* Given task *
Pictures within the data are to be left out; everything else must be reproduced exactly.

Data entries:
■ ■ ■ ■ ■ ■ ■

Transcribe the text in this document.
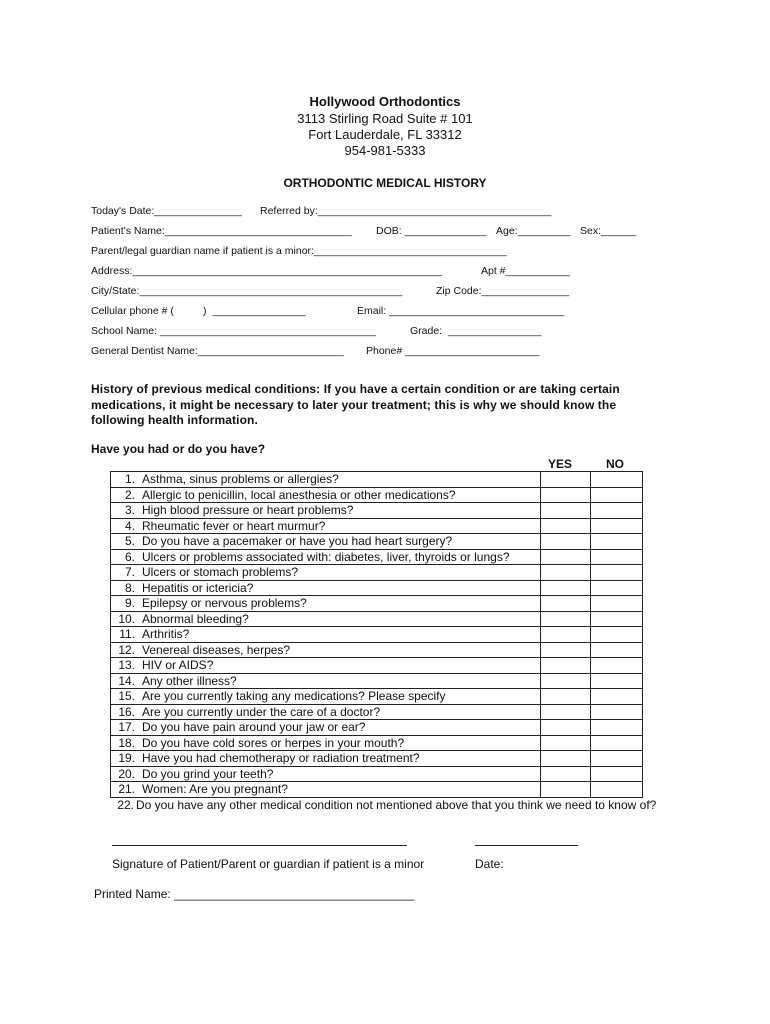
Hollywood Orthodontics
3113 Stirling Road Suite # 101
Fort Lauderdale, FL 33312
954-981-5333
ORTHODONTIC MEDICAL HISTORY
Today's Date:_______________ Referred by:________________________________________
Patient's Name:________________________________ DOB: ______________ Age:_________ Sex:______
Parent/legal guardian name if patient is a minor:_________________________________
Address:_____________________________________________________	Apt #___________
City/State:_____________________________________________	Zip Code:_______________
Cellular phone # (          )  ________________	Email: ______________________________
School Name: _____________________________________	Grade:  ________________
General Dentist Name:_________________________ Phone# _______________________
History of previous medical conditions: If you have a certain condition or are taking certain medications, it might be necessary to later your treatment; this is why we should know the following health information.
Have you had or do you have?
YES	NO
1.	Asthma, sinus problems or allergies?		
2.	Allergic to penicillin, local anesthesia or other medications?		
3.	High blood pressure or heart problems?		
4.	Rheumatic fever or heart murmur?		
5.	Do you have a pacemaker or have you had heart surgery?		
6.	Ulcers or problems associated with: diabetes, liver, thyroids or lungs?		
7.	Ulcers or stomach problems?		
8.	Hepatitis or ictericia?		
9.	Epilepsy or nervous problems?		
10.	Abnormal bleeding?		
11.	Arthritis?		
12.	Venereal diseases, herpes?		
13.	HIV or AIDS?		
14.	Any other illness?		
15.	Are you currently taking any medications? Please specify		
16.	Are you currently under the care of a doctor?		
17.	Do you have pain around your jaw or ear?		
18.	Do you have cold sores or herpes in your mouth?		
19.	Have you had chemotherapy or radiation treatment?		
20.	Do you grind your teeth?		
21.	Women: Are you pregnant?		
22. Do you have any other medical condition not mentioned above that you think we need to know of?
Signature of Patient/Parent or guardian if patient is a minor	Date:
Printed Name: ____________________________________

■ ■ ■ ■ ■ ■ ■

* Answer to the task *
Transcribe the text in this document.
Hollywood Orthodontics
3113 Stirling Road Suite # 101
Fort Lauderdale, FL 33312
954-981-5333
ORTHODONTIC MEDICAL HISTORY
Today's Date:_______________ Referred by:________________________________________
Patient's Name:________________________________ DOB: ______________ Age:_________ Sex:______
Parent/legal guardian name if patient is a minor:_________________________________
Address:_____________________________________________________	Apt #___________
City/State:_____________________________________________	Zip Code:_______________
Cellular phone # (          )  ________________	Email: ______________________________
School Name: _____________________________________	Grade:  ________________
General Dentist Name:_________________________ Phone# _______________________
History of previous medical conditions: If you have a certain condition or are taking certain medications, it might be necessary to later your treatment; this is why we should know the following health information.
Have you had or do you have?
YES	NO
1.	Asthma, sinus problems or allergies?		
2.	Allergic to penicillin, local anesthesia or other medications?		
3.	High blood pressure or heart problems?		
4.	Rheumatic fever or heart murmur?		
5.	Do you have a pacemaker or have you had heart surgery?		
6.	Ulcers or problems associated with: diabetes, liver, thyroids or lungs?		
7.	Ulcers or stomach problems?		
8.	Hepatitis or ictericia?		
9.	Epilepsy or nervous problems?		
10.	Abnormal bleeding?		
11.	Arthritis?		
12.	Venereal diseases, herpes?		
13.	HIV or AIDS?		
14.	Any other illness?		
15.	Are you currently taking any medications? Please specify		
16.	Are you currently under the care of a doctor?		
17.	Do you have pain around your jaw or ear?		
18.	Do you have cold sores or herpes in your mouth?		
19.	Have you had chemotherapy or radiation treatment?		
20.	Do you grind your teeth?		
21.	Women: Are you pregnant?		
22. Do you have any other medical condition not mentioned above that you think we need to know of?
Signature of Patient/Parent or guardian if patient is a minor	Date:
Printed Name: ____________________________________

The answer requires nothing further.